● **Given instruction**
Make an exact copy of the records, with the images left out.

● **Material for this exercise**

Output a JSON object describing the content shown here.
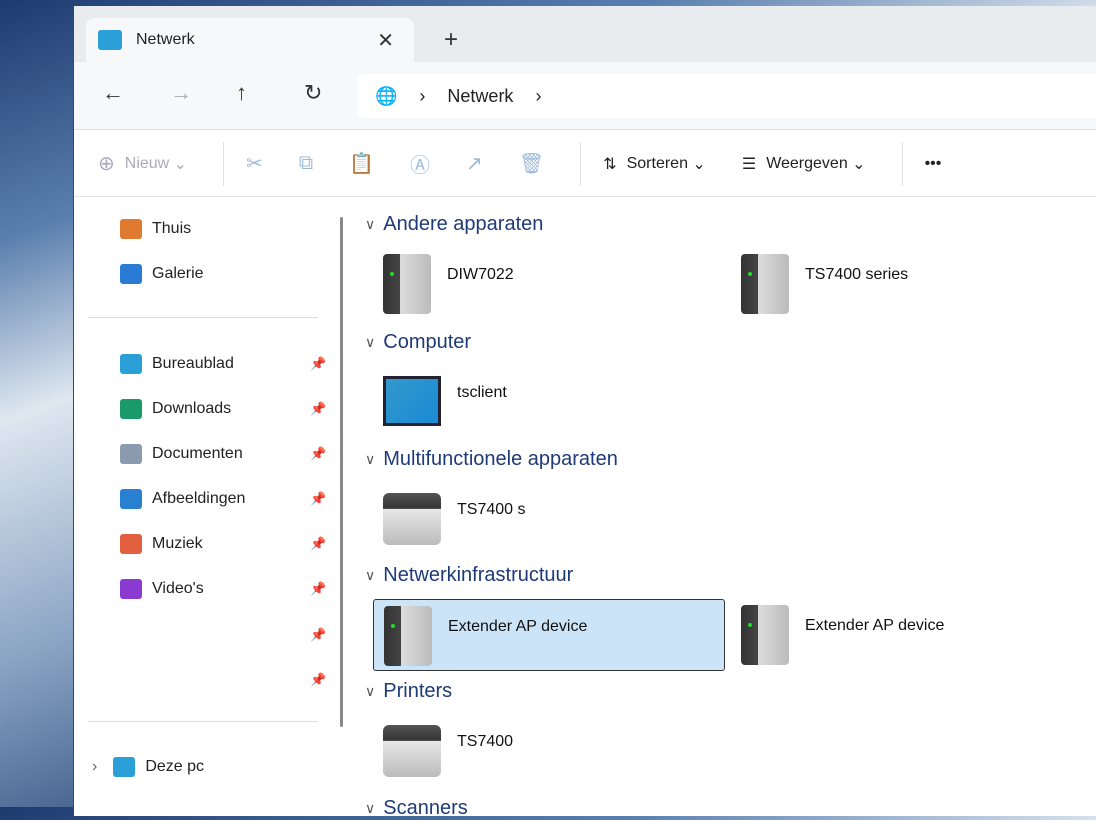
{
  "tab": {
    "title": "Netwerk",
    "close": "✕",
    "new": "+"
  },
  "nav": {
    "back": "←",
    "forward": "→",
    "up": "↑",
    "refresh": "↻",
    "breadcrumb": [
      "Netwerk"
    ],
    "sep": "›"
  },
  "toolbar": {
    "new": "Nieuw",
    "sort": "Sorteren",
    "view": "Weergeven",
    "more": "•••"
  },
  "sidebar": {
    "top": [
      {
        "label": "Thuis",
        "color": "#e07a30"
      },
      {
        "label": "Galerie",
        "color": "#2a7bd4"
      }
    ],
    "pinned": [
      {
        "label": "Bureaublad",
        "color": "#2a9fd8"
      },
      {
        "label": "Downloads",
        "color": "#1a9a6a"
      },
      {
        "label": "Documenten",
        "color": "#8a9bb0"
      },
      {
        "label": "Afbeeldingen",
        "color": "#2a80d0"
      },
      {
        "label": "Muziek",
        "color": "#e06040"
      },
      {
        "label": "Video's",
        "color": "#8a3ad0"
      }
    ],
    "this_pc": "Deze pc"
  },
  "groups": [
    {
      "title": "Andere apparaten",
      "items": [
        "DIW7022",
        "TS7400 series"
      ]
    },
    {
      "title": "Computer",
      "items": [
        "tsclient"
      ]
    },
    {
      "title": "Multifunctionele apparaten",
      "items": [
        "TS7400 s"
      ]
    },
    {
      "title": "Netwerkinfrastructuur",
      "items": [
        "Extender AP device",
        "Extender AP device"
      ]
    },
    {
      "title": "Printers",
      "items": [
        "TS7400"
      ]
    },
    {
      "title": "Scanners",
      "items": []
    }
  ]
}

● **Full answer**
Output a JSON object describing the content shown here.
{
  "tab": {
    "title": "Netwerk",
    "close": "✕",
    "new": "+"
  },
  "nav": {
    "back": "←",
    "forward": "→",
    "up": "↑",
    "refresh": "↻",
    "breadcrumb": [
      "Netwerk"
    ],
    "sep": "›"
  },
  "toolbar": {
    "new": "Nieuw",
    "sort": "Sorteren",
    "view": "Weergeven",
    "more": "•••"
  },
  "sidebar": {
    "top": [
      {
        "label": "Thuis",
        "color": "#e07a30"
      },
      {
        "label": "Galerie",
        "color": "#2a7bd4"
      }
    ],
    "pinned": [
      {
        "label": "Bureaublad",
        "color": "#2a9fd8"
      },
      {
        "label": "Downloads",
        "color": "#1a9a6a"
      },
      {
        "label": "Documenten",
        "color": "#8a9bb0"
      },
      {
        "label": "Afbeeldingen",
        "color": "#2a80d0"
      },
      {
        "label": "Muziek",
        "color": "#e06040"
      },
      {
        "label": "Video's",
        "color": "#8a3ad0"
      }
    ],
    "this_pc": "Deze pc"
  },
  "groups": [
    {
      "title": "Andere apparaten",
      "items": [
        "DIW7022",
        "TS7400 series"
      ]
    },
    {
      "title": "Computer",
      "items": [
        "tsclient"
      ]
    },
    {
      "title": "Multifunctionele apparaten",
      "items": [
        "TS7400 s"
      ]
    },
    {
      "title": "Netwerkinfrastructuur",
      "items": [
        "Extender AP device",
        "Extender AP device"
      ]
    },
    {
      "title": "Printers",
      "items": [
        "TS7400"
      ]
    },
    {
      "title": "Scanners",
      "items": []
    }
  ]
}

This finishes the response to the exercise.